**DATA**
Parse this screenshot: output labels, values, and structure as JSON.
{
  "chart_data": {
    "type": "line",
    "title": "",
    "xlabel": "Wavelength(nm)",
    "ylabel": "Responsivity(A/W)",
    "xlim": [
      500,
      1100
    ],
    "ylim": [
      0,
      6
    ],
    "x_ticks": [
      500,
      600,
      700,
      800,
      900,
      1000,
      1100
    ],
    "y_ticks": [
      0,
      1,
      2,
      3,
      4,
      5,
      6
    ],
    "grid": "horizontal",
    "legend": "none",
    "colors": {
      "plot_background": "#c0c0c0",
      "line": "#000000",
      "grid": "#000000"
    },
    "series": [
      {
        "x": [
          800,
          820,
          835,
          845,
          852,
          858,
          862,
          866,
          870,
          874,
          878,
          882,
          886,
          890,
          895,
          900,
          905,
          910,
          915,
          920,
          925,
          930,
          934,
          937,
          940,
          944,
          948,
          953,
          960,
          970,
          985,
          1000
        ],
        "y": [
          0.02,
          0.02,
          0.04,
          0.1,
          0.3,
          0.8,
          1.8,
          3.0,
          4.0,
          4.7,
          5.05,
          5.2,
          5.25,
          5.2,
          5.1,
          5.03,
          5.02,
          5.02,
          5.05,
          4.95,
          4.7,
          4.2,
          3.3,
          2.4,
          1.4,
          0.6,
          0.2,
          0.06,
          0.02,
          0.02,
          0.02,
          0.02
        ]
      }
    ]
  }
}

==

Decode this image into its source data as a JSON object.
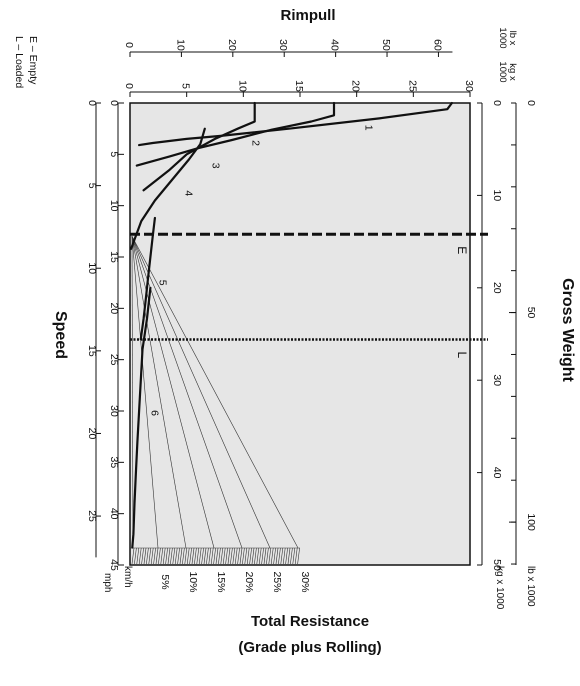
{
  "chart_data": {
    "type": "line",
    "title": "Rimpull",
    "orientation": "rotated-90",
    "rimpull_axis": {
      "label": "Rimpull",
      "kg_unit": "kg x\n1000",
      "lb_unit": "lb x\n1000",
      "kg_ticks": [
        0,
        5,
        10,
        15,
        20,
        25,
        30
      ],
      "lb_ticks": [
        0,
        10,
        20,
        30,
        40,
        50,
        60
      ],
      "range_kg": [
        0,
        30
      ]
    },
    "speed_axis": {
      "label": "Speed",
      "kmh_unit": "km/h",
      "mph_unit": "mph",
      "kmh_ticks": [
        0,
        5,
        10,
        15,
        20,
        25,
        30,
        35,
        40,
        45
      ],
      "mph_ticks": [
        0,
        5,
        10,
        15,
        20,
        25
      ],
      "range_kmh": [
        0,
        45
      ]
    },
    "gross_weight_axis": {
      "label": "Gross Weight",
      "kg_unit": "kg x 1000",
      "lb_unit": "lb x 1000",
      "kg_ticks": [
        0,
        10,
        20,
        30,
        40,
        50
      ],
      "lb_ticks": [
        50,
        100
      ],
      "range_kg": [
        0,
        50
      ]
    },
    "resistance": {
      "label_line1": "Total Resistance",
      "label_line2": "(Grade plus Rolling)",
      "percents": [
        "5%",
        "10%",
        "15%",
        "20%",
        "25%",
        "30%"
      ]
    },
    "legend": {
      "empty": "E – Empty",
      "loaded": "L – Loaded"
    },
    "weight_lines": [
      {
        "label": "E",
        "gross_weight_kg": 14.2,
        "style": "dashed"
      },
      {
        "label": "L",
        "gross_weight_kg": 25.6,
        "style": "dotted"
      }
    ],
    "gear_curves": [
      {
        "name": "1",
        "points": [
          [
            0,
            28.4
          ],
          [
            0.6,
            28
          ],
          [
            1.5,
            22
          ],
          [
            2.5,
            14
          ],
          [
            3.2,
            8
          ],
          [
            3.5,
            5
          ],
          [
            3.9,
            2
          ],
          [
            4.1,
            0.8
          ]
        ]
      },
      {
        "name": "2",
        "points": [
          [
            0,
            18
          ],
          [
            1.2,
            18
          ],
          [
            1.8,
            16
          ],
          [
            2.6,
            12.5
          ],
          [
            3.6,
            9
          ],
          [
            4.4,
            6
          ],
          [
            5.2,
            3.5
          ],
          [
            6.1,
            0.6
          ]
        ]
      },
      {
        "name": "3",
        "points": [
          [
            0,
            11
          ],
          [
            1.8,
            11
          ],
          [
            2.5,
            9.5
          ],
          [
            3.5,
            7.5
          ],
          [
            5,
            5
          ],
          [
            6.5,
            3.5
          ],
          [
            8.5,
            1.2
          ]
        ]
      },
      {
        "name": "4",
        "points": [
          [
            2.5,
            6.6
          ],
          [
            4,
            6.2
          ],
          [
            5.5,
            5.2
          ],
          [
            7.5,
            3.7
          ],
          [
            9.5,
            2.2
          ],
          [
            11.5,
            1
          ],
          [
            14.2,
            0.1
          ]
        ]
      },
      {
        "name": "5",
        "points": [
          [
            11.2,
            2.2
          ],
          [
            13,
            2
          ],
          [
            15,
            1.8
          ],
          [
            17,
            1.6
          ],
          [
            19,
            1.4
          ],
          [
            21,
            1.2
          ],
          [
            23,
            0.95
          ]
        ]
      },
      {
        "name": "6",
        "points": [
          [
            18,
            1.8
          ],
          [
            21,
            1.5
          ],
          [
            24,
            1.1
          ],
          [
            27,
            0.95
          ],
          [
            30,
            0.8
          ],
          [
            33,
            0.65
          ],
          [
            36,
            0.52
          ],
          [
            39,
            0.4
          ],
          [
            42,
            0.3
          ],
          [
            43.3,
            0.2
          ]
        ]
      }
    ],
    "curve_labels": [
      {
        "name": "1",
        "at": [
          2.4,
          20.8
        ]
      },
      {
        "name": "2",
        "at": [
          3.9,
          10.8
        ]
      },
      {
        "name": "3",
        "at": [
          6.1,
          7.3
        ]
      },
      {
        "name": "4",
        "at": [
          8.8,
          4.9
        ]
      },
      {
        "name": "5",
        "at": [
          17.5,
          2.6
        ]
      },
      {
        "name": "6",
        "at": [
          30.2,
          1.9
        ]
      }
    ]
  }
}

---

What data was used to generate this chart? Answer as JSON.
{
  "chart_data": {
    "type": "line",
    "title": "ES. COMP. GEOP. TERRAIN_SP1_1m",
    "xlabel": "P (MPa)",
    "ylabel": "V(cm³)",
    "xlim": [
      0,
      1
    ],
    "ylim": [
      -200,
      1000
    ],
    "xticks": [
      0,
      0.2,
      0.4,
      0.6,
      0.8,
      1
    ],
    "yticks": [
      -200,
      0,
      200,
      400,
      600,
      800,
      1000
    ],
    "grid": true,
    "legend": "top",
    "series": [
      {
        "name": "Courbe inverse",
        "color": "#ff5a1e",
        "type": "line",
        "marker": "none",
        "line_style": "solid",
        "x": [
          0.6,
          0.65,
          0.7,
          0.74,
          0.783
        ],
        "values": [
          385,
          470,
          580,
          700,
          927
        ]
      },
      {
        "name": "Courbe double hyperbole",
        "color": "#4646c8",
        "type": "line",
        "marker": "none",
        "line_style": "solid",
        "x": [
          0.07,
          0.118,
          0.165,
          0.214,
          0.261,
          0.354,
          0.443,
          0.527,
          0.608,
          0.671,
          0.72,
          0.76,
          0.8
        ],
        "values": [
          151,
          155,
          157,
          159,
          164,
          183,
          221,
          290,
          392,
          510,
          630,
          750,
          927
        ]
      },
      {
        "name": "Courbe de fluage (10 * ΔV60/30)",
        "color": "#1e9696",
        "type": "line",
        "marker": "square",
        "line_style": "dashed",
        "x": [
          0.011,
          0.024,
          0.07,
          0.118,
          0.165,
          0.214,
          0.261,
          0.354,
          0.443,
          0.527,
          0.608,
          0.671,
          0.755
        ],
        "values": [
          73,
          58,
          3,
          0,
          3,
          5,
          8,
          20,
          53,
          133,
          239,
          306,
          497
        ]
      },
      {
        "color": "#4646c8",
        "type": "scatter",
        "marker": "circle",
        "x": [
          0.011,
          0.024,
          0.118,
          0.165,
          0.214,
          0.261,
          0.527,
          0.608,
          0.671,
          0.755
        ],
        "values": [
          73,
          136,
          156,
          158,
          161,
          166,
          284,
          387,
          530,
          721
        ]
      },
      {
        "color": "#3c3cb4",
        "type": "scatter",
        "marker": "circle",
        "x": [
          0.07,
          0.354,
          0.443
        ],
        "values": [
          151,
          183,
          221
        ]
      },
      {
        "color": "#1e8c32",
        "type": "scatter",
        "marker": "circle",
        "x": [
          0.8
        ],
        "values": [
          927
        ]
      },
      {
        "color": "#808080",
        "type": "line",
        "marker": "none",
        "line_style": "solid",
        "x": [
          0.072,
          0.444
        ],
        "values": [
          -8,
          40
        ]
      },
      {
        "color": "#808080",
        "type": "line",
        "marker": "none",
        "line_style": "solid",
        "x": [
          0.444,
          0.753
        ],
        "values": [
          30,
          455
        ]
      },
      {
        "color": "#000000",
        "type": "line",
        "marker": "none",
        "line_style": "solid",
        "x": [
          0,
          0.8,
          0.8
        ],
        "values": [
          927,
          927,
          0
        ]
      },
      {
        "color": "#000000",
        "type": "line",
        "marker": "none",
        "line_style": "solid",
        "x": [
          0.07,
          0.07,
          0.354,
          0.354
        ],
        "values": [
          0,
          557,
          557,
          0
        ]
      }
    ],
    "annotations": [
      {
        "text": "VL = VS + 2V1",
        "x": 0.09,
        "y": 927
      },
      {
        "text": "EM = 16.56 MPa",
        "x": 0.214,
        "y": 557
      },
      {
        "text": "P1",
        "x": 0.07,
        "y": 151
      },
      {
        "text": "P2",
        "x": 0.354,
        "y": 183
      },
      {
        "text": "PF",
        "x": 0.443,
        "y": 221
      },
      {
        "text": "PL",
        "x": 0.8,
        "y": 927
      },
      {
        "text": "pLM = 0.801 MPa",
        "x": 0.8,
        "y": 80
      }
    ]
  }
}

**WHAT IS REQUIRED**
Copy out each line of the material that holds the word "this".

**FULL OUTPUT**
Parse this screenshot: output labels, values, and structure as JSON.
Decode this image into its source data as a JSON object.
What data was used to generate this chart? Answer as JSON.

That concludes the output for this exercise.